Prompt
Pick out every line holding the string "Roodenberg" and copy it.

- - -

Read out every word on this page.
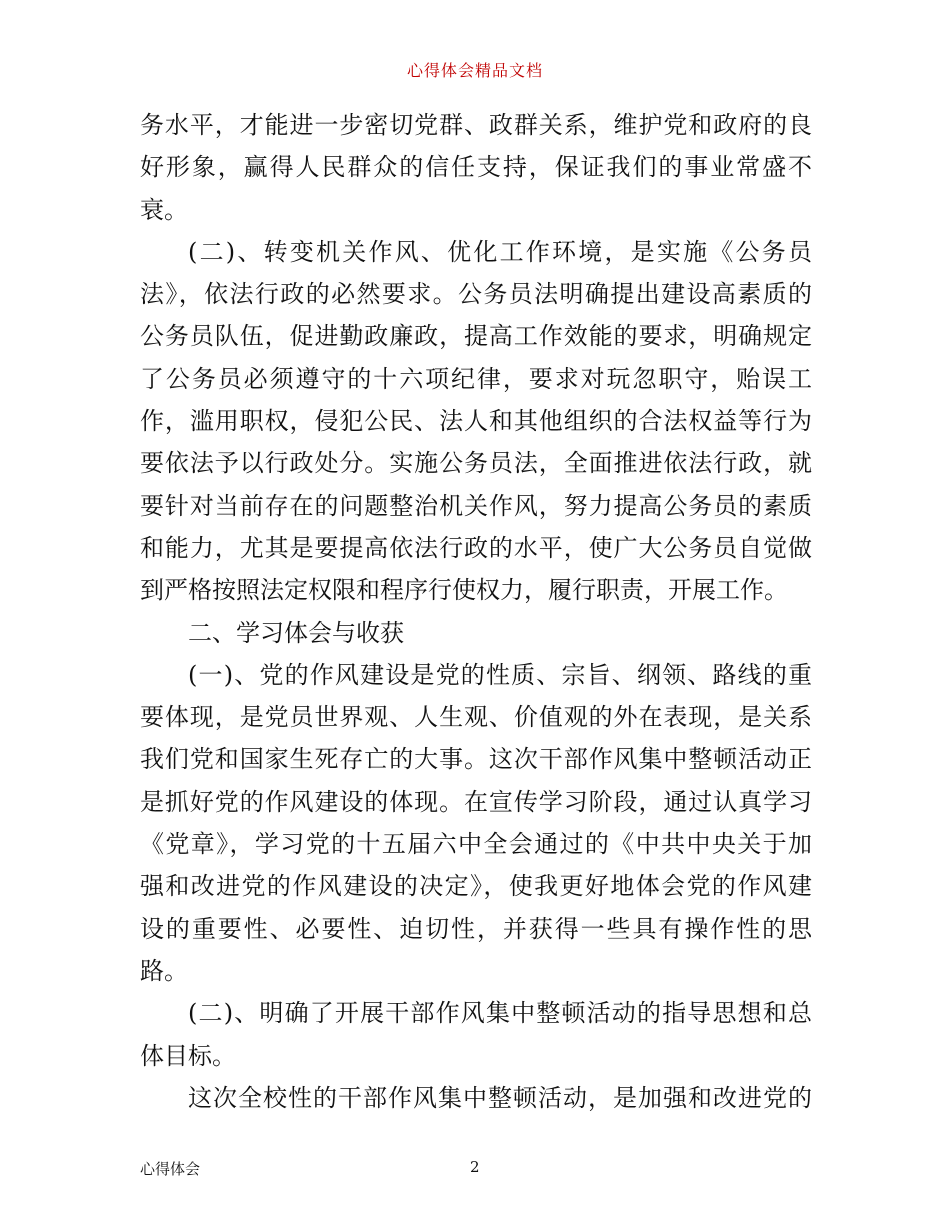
心得体会精品文档
务水平，才能进一步密切党群、政群关系，维护党和政府的良
好形象，赢得人民群众的信任支持，保证我们的事业常盛不
衰。
(二)、转变机关作风、优化工作环境，是实施《公务员
法》，依法行政的必然要求。公务员法明确提出建设高素质的
公务员队伍，促进勤政廉政，提高工作效能的要求，明确规定
了公务员必须遵守的十六项纪律，要求对玩忽职守，贻误工
作，滥用职权，侵犯公民、法人和其他组织的合法权益等行为
要依法予以行政处分。实施公务员法，全面推进依法行政，就
要针对当前存在的问题整治机关作风，努力提高公务员的素质
和能力，尤其是要提高依法行政的水平，使广大公务员自觉做
到严格按照法定权限和程序行使权力，履行职责，开展工作。
二、学习体会与收获
(一)、党的作风建设是党的性质、宗旨、纲领、路线的重
要体现，是党员世界观、人生观、价值观的外在表现，是关系
我们党和国家生死存亡的大事。这次干部作风集中整顿活动正
是抓好党的作风建设的体现。在宣传学习阶段，通过认真学习
《党章》，学习党的十五届六中全会通过的《中共中央关于加
强和改进党的作风建设的决定》，使我更好地体会党的作风建
设的重要性、必要性、迫切性，并获得一些具有操作性的思
路。
(二)、明确了开展干部作风集中整顿活动的指导思想和总
体目标。
这次全校性的干部作风集中整顿活动，是加强和改进党的
心得体会	2
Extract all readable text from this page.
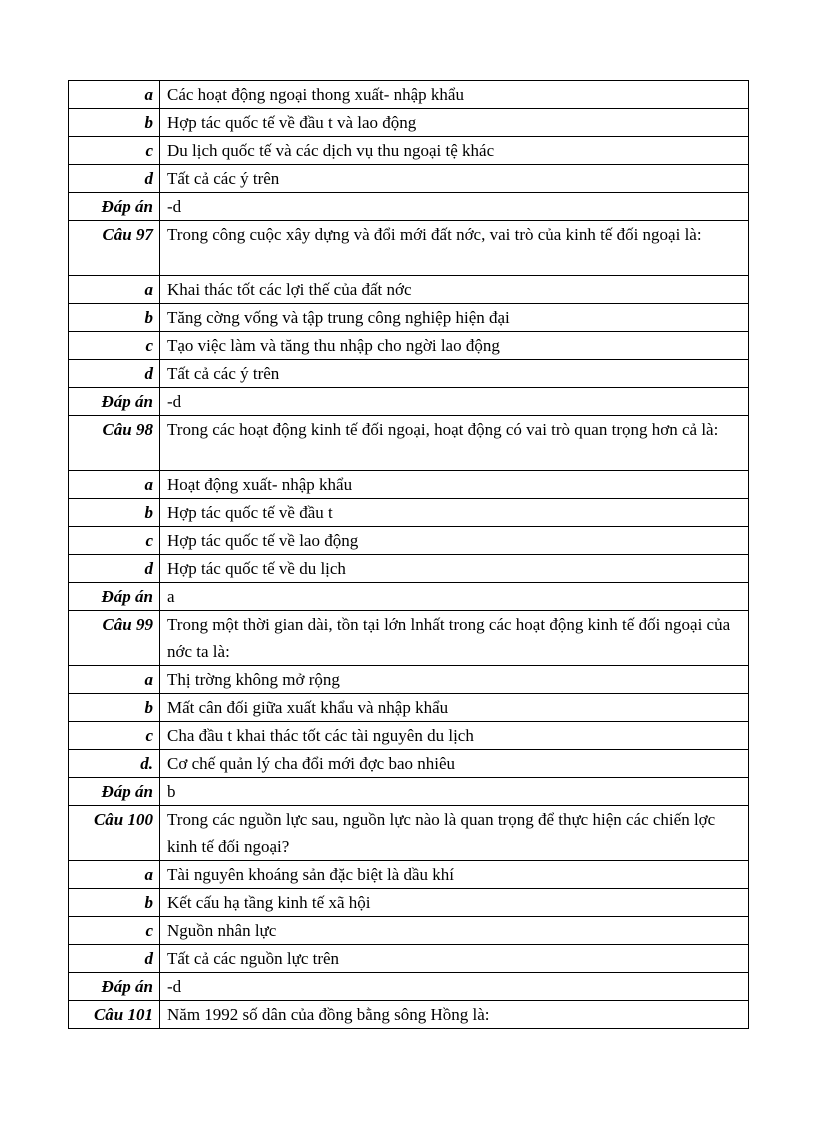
a	Các hoạt động ngoại thong xuất- nhập khẩu
b	Hợp tác quốc tế về đầu t và lao động
c	Du lịch quốc tế và các dịch vụ thu ngoại tệ khác
d	Tất cả các ý trên
Đáp án	-d
Câu 97	Trong công cuộc xây dựng và đổi mới đất nớc, vai trò của kinh tế đối ngoại là:
a	Khai thác tốt các lợi thế của đất nớc
b	Tăng cờng vống và tập trung công nghiệp hiện đại
c	Tạo việc làm và tăng thu nhập cho ngời lao động
d	Tất cả các ý trên
Đáp án	-d
Câu 98	Trong các hoạt động kinh tế đối ngoại, hoạt động có vai trò quan trọng hơn cả là:
a	Hoạt động xuất- nhập khẩu
b	Hợp tác quốc tế về đầu t
c	Hợp tác quốc tế về lao động
d	Hợp tác quốc tế về du lịch
Đáp án	a
Câu 99	Trong một thời gian dài, tồn tại lớn lnhất trong các hoạt động kinh tế đối ngoại của nớc ta là:
a	Thị trờng không mở rộng
b	Mất cân đối giữa xuất khẩu và nhập khẩu
c	Cha đầu t khai thác tốt các tài nguyên du lịch
d.	Cơ chế quản lý cha đổi mới đợc bao nhiêu
Đáp án	b
Câu 100	Trong các nguồn lực sau, nguồn lực nào là quan trọng để thực hiện các chiến lợc kinh tế đối ngoại?
a	Tài nguyên khoáng sản đặc biệt là dầu khí
b	Kết cấu hạ tầng kinh tế xã hội
c	Nguồn nhân lực
d	Tất cả các nguồn lực trên
Đáp án	-d
Câu 101	Năm 1992 số dân của đồng bằng sông Hồng là:
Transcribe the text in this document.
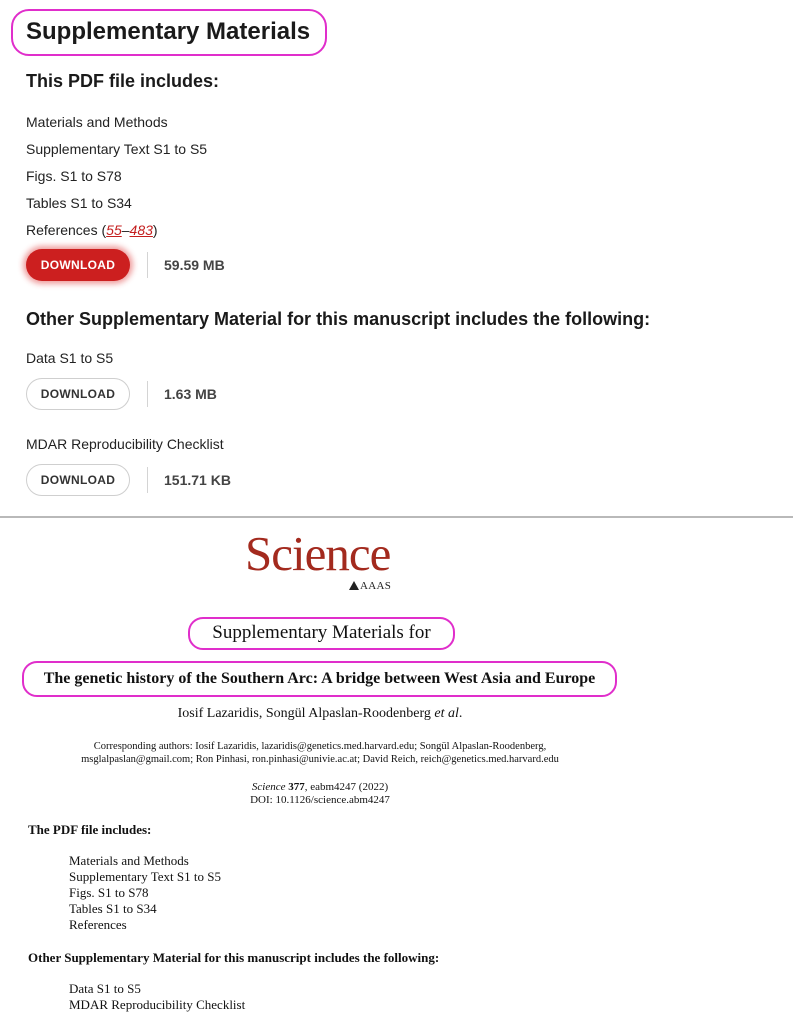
Supplementary Materials
This PDF file includes:
Materials and Methods
Supplementary Text S1 to S5
Figs. S1 to S78
Tables S1 to S34
References (55–483)
DOWNLOAD	59.59 MB
Other Supplementary Material for this manuscript includes the following:
Data S1 to S5
DOWNLOAD	1.63 MB
MDAR Reproducibility Checklist
DOWNLOAD	151.71 KB
Science
AAAS
Supplementary Materials for
The genetic history of the Southern Arc: A bridge between West Asia and Europe
Iosif Lazaridis, Songül Alpaslan-Roodenberg et al.
Corresponding authors: Iosif Lazaridis, lazaridis@genetics.med.harvard.edu; Songül Alpaslan-Roodenberg,
msglalpaslan@gmail.com; Ron Pinhasi, ron.pinhasi@univie.ac.at; David Reich, reich@genetics.med.harvard.edu
Science 377, eabm4247 (2022)
DOI: 10.1126/science.abm4247
The PDF file includes:
Materials and Methods
Supplementary Text S1 to S5
Figs. S1 to S78
Tables S1 to S34
References
Other Supplementary Material for this manuscript includes the following:
Data S1 to S5
MDAR Reproducibility Checklist
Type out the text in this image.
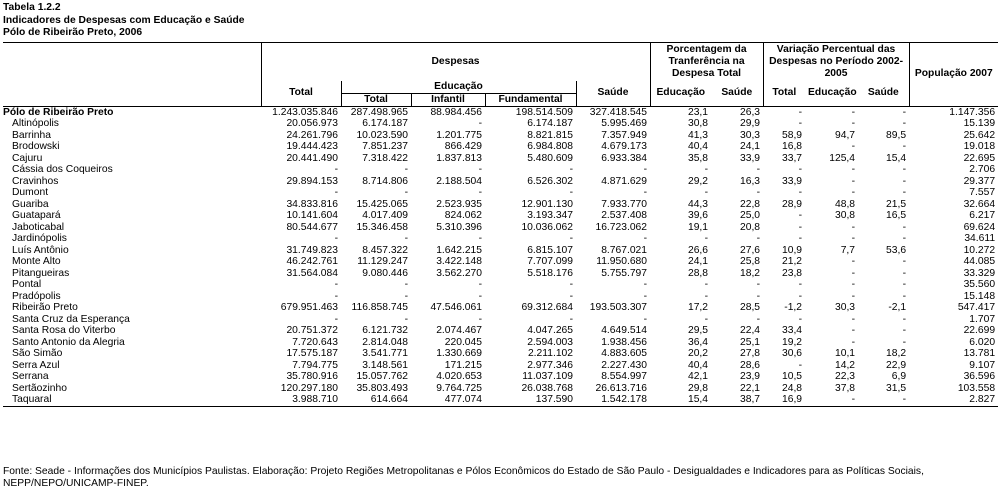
Tabela 1.2.2
Indicadores de Despesas com Educação e Saúde
Pólo de Ribeirão Preto, 2006
	Despesas					Porcentagem da Tranferência na Despesa Total		Variação Percentual das Despesas no Período 2002-2005			População 2007
	Total	Educação			Saúde	Educação	Saúde	Total	Educação	Saúde	
		Total	Infantil	Fundamental							
Pólo de Ribeirão Preto	1.243.035.846	287.498.965	88.984.456	198.514.509	327.418.545	23,1	26,3	-	-	-	1.147.356
Altinópolis	20.056.973	6.174.187	-	6.174.187	5.995.469	30,8	29,9	-	-	-	15.139
Barrinha	24.261.796	10.023.590	1.201.775	8.821.815	7.357.949	41,3	30,3	58,9	94,7	89,5	25.642
Brodowski	19.444.423	7.851.237	866.429	6.984.808	4.679.173	40,4	24,1	16,8	-	-	19.018
Cajuru	20.441.490	7.318.422	1.837.813	5.480.609	6.933.384	35,8	33,9	33,7	125,4	15,4	22.695
Cássia dos Coqueiros	-	-	-	-	-	-	-	-	-	-	2.706
Cravinhos	29.894.153	8.714.806	2.188.504	6.526.302	4.871.629	29,2	16,3	33,9	-	-	29.377
Dumont	-	-	-	-	-	-	-	-	-	-	7.557
Guariba	34.833.816	15.425.065	2.523.935	12.901.130	7.933.770	44,3	22,8	28,9	48,8	21,5	32.664
Guatapará	10.141.604	4.017.409	824.062	3.193.347	2.537.408	39,6	25,0	-	30,8	16,5	6.217
Jaboticabal	80.544.677	15.346.458	5.310.396	10.036.062	16.723.062	19,1	20,8	-	-	-	69.624
Jardinópolis	-	-	-	-	-	-	-	-	-	-	34.611
Luís Antônio	31.749.823	8.457.322	1.642.215	6.815.107	8.767.021	26,6	27,6	10,9	7,7	53,6	10.272
Monte Alto	46.242.761	11.129.247	3.422.148	7.707.099	11.950.680	24,1	25,8	21,2	-	-	44.085
Pitangueiras	31.564.084	9.080.446	3.562.270	5.518.176	5.755.797	28,8	18,2	23,8	-	-	33.329
Pontal	-	-	-	-	-	-	-	-	-	-	35.560
Pradópolis	-	-	-	-	-	-	-	-	-	-	15.148
Ribeirão Preto	679.951.463	116.858.745	47.546.061	69.312.684	193.503.307	17,2	28,5	-1,2	30,3	-2,1	547.417
Santa Cruz da Esperança	-	-	-	-	-	-	-	-	-	-	1.707
Santa Rosa do Viterbo	20.751.372	6.121.732	2.074.467	4.047.265	4.649.514	29,5	22,4	33,4	-	-	22.699
Santo Antonio da Alegria	7.720.643	2.814.048	220.045	2.594.003	1.938.456	36,4	25,1	19,2	-	-	6.020
São Simão	17.575.187	3.541.771	1.330.669	2.211.102	4.883.605	20,2	27,8	30,6	10,1	18,2	13.781
Serra Azul	7.794.775	3.148.561	171.215	2.977.346	2.227.430	40,4	28,6	-	14,2	22,9	9.107
Serrana	35.780.916	15.057.762	4.020.653	11.037.109	8.554.997	42,1	23,9	10,5	22,3	6,9	36.596
Sertãozinho	120.297.180	35.803.493	9.764.725	26.038.768	26.613.716	29,8	22,1	24,8	37,8	31,5	103.558
Taquaral	3.988.710	614.664	477.074	137.590	1.542.178	15,4	38,7	16,9	-	-	2.827
Fonte: Seade - Informações dos Municípios Paulistas. Elaboração: Projeto Regiões Metropolitanas e Pólos Econômicos do Estado de São Paulo - Desigualdades e Indicadores para as Políticas Sociais,
NEPP/NEPO/UNICAMP-FINEP.
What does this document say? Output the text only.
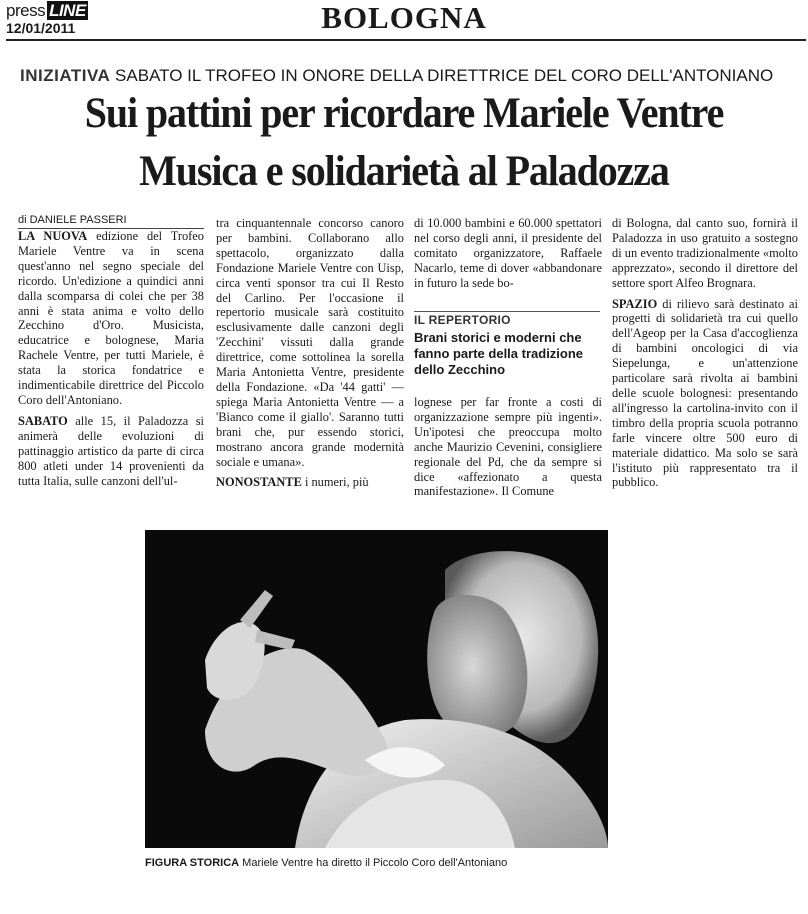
press LINE
12/01/2011	BOLOGNA
INIZIATIVA SABATO IL TROFEO IN ONORE DELLA DIRETTRICE DEL CORO DELL'ANTONIANO
Sui pattini per ricordare Mariele Ventre
Musica e solidarietà al Paladozza
di DANIELE PASSERI

LA NUOVA edizione del Trofeo Mariele Ventre va in scena quest'anno nel segno speciale del ricordo. Un'edizione a quindici anni dalla scomparsa di colei che per 38 anni è stata anima e volto dello Zecchino d'Oro. Musicista, educatrice e bolognese, Maria Rachele Ventre, per tutti Mariele, è stata la storica fondatrice e indimenticabile direttrice del Piccolo Coro dell'Antoniano.

SABATO alle 15, il Paladozza si animerà delle evoluzioni di pattinaggio artistico da parte di circa 800 atleti under 14 provenienti da tutta Italia, sulle canzoni dell'ul-

tra cinquantennale concorso canoro per bambini. Collaborano allo spettacolo, organizzato dalla Fondazione Mariele Ventre con Uisp, circa venti sponsor tra cui Il Resto del Carlino. Per l'occasione il repertorio musicale sarà costituito esclusivamente dalle canzoni degli 'Zecchini' vissuti dalla grande direttrice, come sottolinea la sorella Maria Antonietta Ventre, presidente della Fondazione. «Da '44 gatti' — spiega Maria Antonietta Ventre — a 'Bianco come il giallo'. Saranno tutti brani che, pur essendo storici, mostrano ancora grande modernità sociale e umana».

NONOSTANTE i numeri, più

di 10.000 bambini e 60.000 spettatori nel corso degli anni, il presidente del comitato organizzatore, Raffaele Nacarlo, teme di dover «abbandonare in futuro la sede bo-

IL REPERTORIO
Brani storici e moderni che fanno parte della tradizione dello Zecchino

lognese per far fronte a costi di organizzazione sempre più ingenti». Un'ipotesi che preoccupa molto anche Maurizio Cevenini, consigliere regionale del Pd, che da sempre si dice «affezionato a questa manifestazione». Il Comune

di Bologna, dal canto suo, fornirà il Paladozza in uso gratuito a sostegno di un evento tradizionalmente «molto apprezzato», secondo il direttore del settore sport Alfeo Brognara.

SPAZIO di rilievo sarà destinato ai progetti di solidarietà tra cui quello dell'Ageop per la Casa d'accoglienza di bambini oncologici di via Siepelunga, e un'attenzione particolare sarà rivolta ai bambini delle scuole bolognesi: presentando all'ingresso la cartolina-invito con il timbro della propria scuola potranno farle vincere oltre 500 euro di materiale didattico. Ma solo se sarà l'istituto più rappresentato tra il pubblico.

FIGURA STORICA Mariele Ventre ha diretto il Piccolo Coro dell'Antoniano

- - -

Solution for this exercise
Iosif Lazaridis, Songül Alpaslan-Roodenberg et al.
Corresponding authors: Iosif Lazaridis, lazaridis@genetics.med.harvard.edu; Songül Alpaslan-Roodenberg,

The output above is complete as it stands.